Exercise brief: Check each line of the material. Copy those containing "Bitcoin".
==== Data entries ====
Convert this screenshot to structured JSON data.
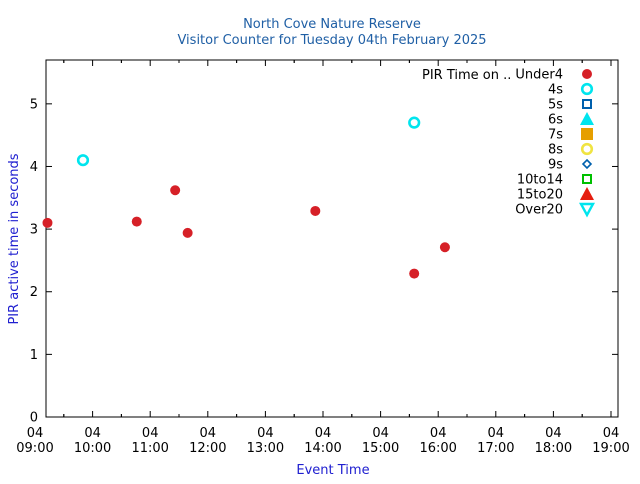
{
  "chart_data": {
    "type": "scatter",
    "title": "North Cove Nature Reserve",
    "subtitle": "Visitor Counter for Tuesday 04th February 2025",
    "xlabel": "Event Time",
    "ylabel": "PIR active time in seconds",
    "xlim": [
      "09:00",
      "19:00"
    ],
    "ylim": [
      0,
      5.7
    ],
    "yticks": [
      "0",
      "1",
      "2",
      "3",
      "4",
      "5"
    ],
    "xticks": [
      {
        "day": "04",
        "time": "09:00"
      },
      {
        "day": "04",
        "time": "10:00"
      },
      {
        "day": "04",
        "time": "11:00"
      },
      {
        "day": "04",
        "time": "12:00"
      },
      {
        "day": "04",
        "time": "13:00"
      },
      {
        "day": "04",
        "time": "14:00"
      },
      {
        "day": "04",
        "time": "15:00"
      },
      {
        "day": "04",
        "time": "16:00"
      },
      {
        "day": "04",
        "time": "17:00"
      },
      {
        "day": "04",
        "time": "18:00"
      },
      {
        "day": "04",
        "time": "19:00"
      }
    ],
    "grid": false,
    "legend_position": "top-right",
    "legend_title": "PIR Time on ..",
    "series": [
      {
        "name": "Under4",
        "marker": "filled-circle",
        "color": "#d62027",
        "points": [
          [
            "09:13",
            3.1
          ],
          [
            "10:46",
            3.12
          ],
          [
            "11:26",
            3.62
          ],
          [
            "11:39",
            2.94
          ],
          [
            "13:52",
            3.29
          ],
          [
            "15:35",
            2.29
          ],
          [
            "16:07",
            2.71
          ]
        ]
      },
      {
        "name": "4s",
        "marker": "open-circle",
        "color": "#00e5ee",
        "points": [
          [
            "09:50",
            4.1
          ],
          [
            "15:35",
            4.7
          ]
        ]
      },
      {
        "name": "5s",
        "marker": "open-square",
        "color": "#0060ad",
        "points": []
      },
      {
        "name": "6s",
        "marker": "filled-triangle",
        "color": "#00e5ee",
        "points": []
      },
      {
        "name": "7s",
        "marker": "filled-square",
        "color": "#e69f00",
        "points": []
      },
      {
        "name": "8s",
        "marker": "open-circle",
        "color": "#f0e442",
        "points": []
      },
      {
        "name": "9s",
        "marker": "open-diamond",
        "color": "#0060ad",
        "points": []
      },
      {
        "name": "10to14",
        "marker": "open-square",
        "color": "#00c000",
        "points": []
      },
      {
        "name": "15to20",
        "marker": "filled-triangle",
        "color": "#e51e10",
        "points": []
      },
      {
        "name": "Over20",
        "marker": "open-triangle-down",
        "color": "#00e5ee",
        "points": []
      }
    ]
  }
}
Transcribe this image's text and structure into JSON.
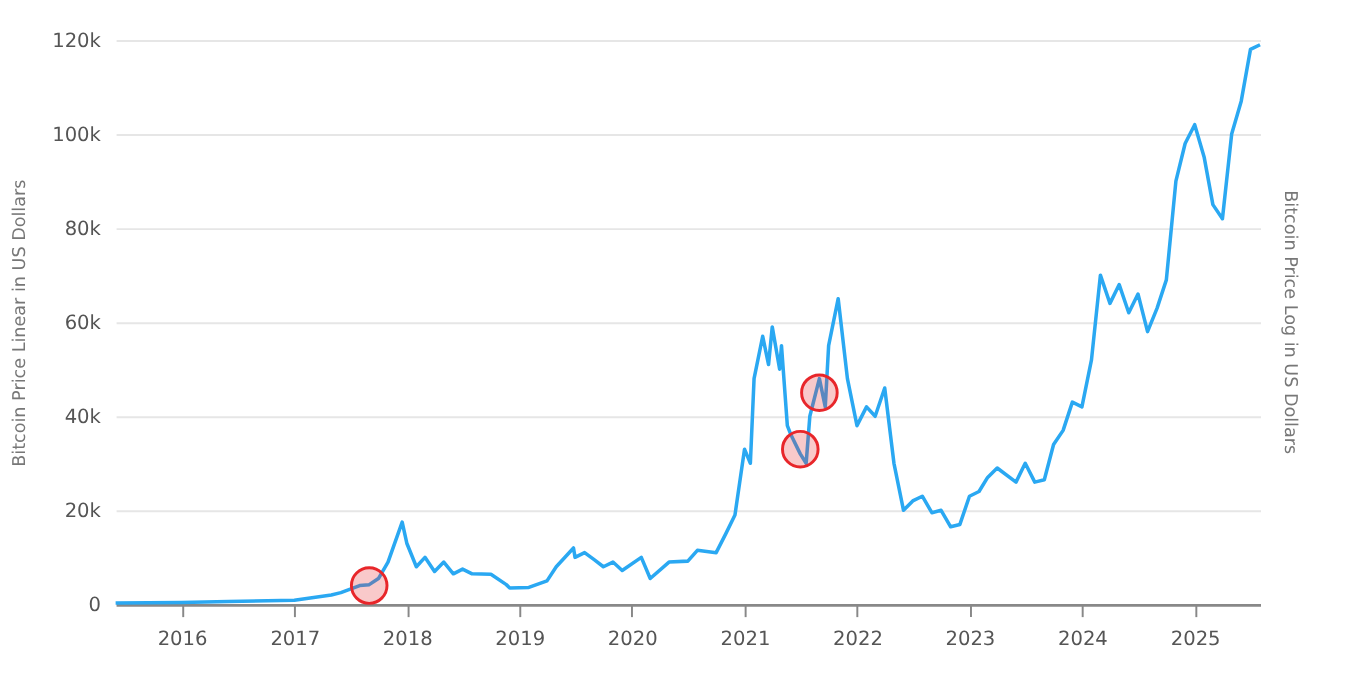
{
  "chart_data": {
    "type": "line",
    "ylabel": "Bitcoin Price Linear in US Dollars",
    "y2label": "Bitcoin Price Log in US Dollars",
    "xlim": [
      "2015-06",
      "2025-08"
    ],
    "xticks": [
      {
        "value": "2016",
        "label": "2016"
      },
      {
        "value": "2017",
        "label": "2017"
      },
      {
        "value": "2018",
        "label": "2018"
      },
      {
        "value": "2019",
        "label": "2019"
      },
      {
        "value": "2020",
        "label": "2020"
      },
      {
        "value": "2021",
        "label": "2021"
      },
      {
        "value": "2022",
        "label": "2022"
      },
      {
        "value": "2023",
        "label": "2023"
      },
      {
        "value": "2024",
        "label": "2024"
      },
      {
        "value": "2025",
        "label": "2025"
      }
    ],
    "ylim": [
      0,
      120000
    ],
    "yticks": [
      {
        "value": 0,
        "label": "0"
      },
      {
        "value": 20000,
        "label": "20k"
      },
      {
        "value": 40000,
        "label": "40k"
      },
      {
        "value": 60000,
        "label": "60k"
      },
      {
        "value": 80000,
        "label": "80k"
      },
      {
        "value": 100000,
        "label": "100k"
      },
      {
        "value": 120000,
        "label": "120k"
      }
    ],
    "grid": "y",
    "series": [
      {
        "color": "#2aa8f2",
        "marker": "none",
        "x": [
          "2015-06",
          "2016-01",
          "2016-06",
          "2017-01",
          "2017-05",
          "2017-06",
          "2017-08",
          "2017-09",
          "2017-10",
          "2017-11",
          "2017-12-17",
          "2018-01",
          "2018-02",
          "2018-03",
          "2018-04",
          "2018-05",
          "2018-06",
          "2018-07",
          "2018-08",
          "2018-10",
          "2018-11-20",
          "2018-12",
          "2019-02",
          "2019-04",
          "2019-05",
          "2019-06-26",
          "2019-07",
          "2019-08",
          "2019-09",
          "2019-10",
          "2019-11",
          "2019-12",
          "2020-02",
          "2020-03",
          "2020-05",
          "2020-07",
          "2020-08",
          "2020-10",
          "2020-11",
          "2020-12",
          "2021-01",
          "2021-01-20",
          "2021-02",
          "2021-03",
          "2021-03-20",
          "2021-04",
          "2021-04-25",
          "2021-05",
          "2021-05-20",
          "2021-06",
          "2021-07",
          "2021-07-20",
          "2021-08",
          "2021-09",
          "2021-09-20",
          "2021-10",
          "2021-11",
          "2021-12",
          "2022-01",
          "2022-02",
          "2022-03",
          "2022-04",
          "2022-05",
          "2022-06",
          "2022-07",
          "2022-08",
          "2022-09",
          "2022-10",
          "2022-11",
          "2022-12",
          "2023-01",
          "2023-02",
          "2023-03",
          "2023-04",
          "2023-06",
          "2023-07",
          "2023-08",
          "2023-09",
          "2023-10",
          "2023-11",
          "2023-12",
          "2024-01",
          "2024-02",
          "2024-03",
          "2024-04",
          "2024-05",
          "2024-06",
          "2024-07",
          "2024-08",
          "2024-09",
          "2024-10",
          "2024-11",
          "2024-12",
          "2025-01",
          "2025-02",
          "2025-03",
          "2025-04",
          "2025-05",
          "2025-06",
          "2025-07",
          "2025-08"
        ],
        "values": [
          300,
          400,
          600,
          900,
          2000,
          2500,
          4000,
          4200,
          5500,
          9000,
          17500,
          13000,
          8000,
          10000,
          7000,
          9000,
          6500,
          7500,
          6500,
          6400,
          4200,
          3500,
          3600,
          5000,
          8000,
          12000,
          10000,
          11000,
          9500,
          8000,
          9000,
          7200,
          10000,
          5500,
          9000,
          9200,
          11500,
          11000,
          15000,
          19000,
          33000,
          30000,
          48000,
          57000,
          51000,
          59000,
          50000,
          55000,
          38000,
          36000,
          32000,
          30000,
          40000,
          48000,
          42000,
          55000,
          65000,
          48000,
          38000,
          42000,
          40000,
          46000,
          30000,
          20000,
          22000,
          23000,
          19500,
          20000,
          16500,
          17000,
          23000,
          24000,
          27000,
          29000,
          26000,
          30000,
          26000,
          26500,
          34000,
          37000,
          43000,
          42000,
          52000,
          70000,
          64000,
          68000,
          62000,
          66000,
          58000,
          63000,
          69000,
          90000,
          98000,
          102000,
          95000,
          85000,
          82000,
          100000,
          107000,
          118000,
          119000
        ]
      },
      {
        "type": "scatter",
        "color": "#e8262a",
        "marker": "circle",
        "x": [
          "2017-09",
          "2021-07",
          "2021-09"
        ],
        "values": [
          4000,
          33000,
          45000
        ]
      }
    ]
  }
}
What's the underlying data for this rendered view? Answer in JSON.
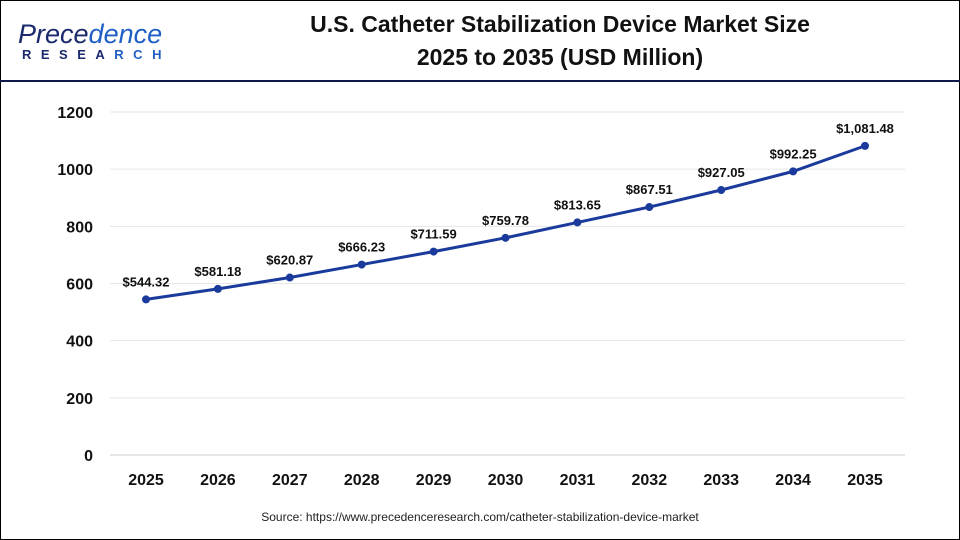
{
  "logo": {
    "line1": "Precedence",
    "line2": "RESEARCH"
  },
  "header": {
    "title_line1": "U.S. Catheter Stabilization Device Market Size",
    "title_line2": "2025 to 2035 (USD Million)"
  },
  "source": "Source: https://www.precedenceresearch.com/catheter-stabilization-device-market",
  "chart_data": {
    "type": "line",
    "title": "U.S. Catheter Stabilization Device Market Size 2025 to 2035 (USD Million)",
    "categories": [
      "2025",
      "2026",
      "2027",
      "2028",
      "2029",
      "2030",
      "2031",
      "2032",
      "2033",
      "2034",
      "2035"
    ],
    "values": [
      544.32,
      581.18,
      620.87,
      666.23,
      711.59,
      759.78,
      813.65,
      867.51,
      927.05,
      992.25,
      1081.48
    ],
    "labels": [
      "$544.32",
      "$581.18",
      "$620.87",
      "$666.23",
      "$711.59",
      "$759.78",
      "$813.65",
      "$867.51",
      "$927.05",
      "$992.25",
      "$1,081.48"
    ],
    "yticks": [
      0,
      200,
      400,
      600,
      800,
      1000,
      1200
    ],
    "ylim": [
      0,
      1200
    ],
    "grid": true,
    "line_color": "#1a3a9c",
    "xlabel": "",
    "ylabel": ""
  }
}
====
Correct output:
    "ylabel": "Bitcoin Price Linear in US Dollars",
    "y2label": "Bitcoin Price Log in US Dollars",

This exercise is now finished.